*Exercise brief:*
Say how many lines contain "round"; the answer is the number alone.

*Data to process:*
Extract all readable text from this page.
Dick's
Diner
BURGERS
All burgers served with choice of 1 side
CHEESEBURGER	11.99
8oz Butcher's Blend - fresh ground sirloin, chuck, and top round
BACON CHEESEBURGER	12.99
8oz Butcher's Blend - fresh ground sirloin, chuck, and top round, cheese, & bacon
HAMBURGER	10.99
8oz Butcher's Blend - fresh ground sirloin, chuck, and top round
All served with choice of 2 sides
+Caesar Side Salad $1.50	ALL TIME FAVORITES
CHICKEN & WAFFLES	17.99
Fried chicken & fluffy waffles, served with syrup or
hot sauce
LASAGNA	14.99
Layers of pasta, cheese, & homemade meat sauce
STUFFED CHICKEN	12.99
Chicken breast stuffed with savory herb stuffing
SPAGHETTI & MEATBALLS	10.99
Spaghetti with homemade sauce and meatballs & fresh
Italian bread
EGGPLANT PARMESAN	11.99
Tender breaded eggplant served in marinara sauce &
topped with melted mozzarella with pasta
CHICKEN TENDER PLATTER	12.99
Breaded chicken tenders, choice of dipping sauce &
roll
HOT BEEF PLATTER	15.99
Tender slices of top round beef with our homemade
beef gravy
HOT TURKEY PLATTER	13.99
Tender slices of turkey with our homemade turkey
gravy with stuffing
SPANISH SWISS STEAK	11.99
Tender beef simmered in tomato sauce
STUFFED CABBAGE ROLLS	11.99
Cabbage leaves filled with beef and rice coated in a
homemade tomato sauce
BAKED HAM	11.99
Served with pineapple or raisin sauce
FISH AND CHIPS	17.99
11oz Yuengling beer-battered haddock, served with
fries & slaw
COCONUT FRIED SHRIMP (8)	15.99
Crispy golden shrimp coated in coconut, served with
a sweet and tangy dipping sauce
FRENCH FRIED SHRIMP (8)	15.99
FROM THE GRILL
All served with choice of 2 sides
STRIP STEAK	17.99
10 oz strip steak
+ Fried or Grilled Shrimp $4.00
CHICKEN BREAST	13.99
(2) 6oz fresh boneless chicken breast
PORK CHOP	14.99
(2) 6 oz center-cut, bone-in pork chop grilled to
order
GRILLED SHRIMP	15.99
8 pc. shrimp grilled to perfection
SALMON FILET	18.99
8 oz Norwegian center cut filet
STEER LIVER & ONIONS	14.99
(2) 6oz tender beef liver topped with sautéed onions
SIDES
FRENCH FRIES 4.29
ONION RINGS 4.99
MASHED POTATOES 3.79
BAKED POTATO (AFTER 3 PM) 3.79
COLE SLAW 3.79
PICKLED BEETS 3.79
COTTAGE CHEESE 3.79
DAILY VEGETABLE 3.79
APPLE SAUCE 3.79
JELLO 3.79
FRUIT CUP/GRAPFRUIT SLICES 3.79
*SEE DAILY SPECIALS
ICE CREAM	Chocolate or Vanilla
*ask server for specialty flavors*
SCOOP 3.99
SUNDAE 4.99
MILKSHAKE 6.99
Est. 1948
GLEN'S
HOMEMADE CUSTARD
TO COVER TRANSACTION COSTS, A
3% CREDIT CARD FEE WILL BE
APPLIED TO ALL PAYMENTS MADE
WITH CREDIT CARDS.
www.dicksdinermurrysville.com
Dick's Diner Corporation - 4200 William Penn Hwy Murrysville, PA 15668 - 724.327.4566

*Response to the task:*
4